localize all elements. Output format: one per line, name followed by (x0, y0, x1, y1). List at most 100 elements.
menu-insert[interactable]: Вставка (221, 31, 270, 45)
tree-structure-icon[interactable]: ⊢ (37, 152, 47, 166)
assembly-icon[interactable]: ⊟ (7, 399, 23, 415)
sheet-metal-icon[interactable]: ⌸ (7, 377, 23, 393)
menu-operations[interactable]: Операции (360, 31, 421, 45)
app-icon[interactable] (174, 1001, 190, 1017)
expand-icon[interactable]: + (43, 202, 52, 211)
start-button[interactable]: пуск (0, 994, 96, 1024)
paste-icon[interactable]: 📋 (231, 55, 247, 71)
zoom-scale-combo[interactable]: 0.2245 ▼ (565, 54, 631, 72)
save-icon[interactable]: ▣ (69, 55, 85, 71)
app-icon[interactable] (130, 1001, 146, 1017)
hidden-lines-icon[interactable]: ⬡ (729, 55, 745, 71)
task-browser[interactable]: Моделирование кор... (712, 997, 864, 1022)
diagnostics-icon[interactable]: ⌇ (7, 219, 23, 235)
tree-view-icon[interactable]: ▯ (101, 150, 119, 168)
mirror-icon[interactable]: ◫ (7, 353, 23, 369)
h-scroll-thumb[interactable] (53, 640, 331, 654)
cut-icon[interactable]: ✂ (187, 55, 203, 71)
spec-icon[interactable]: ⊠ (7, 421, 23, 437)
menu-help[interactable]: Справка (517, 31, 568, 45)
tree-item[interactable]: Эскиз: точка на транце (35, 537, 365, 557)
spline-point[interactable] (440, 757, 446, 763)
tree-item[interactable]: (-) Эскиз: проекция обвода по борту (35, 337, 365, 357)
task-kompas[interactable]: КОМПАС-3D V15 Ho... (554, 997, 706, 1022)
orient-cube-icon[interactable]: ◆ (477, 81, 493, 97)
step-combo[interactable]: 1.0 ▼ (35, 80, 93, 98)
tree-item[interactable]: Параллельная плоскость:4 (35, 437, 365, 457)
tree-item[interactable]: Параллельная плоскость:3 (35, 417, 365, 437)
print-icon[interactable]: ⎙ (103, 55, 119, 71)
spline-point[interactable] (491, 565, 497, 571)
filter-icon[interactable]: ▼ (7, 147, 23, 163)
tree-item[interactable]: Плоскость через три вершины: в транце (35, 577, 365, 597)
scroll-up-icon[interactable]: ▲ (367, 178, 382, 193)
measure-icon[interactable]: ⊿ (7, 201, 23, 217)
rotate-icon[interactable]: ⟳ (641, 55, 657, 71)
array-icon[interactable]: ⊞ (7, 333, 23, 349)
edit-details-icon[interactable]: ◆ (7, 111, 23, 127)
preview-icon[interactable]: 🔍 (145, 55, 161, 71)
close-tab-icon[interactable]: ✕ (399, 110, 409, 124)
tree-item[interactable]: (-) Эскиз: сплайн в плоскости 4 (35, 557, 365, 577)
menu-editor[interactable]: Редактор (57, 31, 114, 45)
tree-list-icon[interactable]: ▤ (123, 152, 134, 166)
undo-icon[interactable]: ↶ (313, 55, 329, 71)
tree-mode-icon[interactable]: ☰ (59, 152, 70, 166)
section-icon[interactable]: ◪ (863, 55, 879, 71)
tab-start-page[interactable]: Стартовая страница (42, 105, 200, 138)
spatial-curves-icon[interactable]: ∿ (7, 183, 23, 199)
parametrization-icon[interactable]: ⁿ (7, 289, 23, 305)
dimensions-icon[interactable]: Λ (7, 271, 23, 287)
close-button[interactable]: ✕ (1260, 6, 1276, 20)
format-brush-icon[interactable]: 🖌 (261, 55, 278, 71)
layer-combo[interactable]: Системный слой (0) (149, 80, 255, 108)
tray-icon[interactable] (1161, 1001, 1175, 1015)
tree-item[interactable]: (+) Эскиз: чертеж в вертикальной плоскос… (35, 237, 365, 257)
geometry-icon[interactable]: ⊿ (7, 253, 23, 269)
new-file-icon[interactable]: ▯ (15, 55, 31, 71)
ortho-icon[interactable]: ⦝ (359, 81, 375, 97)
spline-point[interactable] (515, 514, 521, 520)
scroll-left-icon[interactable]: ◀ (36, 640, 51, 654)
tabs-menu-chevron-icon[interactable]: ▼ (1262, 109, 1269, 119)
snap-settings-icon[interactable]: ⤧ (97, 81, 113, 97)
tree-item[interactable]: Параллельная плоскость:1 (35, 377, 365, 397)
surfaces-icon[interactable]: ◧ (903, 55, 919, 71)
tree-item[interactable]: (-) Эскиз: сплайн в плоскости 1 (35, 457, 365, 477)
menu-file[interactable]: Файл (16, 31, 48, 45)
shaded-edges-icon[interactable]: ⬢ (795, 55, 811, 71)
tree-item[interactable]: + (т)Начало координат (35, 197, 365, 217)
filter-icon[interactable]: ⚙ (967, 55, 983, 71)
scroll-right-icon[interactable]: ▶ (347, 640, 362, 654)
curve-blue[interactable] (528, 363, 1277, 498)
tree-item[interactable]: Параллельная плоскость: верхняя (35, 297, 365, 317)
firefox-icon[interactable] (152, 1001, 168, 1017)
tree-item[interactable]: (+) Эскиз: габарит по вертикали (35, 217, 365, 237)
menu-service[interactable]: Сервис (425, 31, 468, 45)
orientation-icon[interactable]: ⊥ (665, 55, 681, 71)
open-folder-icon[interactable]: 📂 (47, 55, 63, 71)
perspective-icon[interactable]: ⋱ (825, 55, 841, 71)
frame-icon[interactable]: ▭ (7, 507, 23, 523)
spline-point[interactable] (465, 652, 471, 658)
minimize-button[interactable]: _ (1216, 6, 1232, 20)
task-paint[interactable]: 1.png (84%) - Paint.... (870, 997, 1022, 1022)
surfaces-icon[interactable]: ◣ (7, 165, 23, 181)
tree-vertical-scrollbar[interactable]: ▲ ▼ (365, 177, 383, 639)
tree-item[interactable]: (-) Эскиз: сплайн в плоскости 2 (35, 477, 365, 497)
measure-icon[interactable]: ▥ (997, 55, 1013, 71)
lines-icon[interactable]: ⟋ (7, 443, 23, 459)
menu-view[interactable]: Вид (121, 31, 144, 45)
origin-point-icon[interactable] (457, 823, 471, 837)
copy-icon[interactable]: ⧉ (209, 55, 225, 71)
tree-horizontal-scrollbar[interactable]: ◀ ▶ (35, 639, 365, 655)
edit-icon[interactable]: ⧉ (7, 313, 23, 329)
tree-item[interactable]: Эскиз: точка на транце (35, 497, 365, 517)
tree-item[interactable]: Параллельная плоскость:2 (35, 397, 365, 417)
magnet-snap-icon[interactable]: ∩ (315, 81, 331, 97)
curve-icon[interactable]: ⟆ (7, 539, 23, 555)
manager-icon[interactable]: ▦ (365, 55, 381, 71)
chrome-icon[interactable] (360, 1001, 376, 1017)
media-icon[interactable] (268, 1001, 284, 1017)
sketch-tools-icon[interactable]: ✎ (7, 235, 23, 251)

==================================================

Written problem: Copy out the lines word for word, starting with the first one and ending with the line that contains "hidden-lines-icon[interactable]: ⬡ (729, 55, 745, 71)", including both ends.

The result:
localize all elements. Output format: one per line, name followed by (x0, y0, x1, y1). List at most 100 elements.
menu-insert[interactable]: Вставка (221, 31, 270, 45)
tree-structure-icon[interactable]: ⊢ (37, 152, 47, 166)
assembly-icon[interactable]: ⊟ (7, 399, 23, 415)
sheet-metal-icon[interactable]: ⌸ (7, 377, 23, 393)
menu-operations[interactable]: Операции (360, 31, 421, 45)
app-icon[interactable] (174, 1001, 190, 1017)
expand-icon[interactable]: + (43, 202, 52, 211)
start-button[interactable]: пуск (0, 994, 96, 1024)
paste-icon[interactable]: 📋 (231, 55, 247, 71)
zoom-scale-combo[interactable]: 0.2245 ▼ (565, 54, 631, 72)
save-icon[interactable]: ▣ (69, 55, 85, 71)
app-icon[interactable] (130, 1001, 146, 1017)
hidden-lines-icon[interactable]: ⬡ (729, 55, 745, 71)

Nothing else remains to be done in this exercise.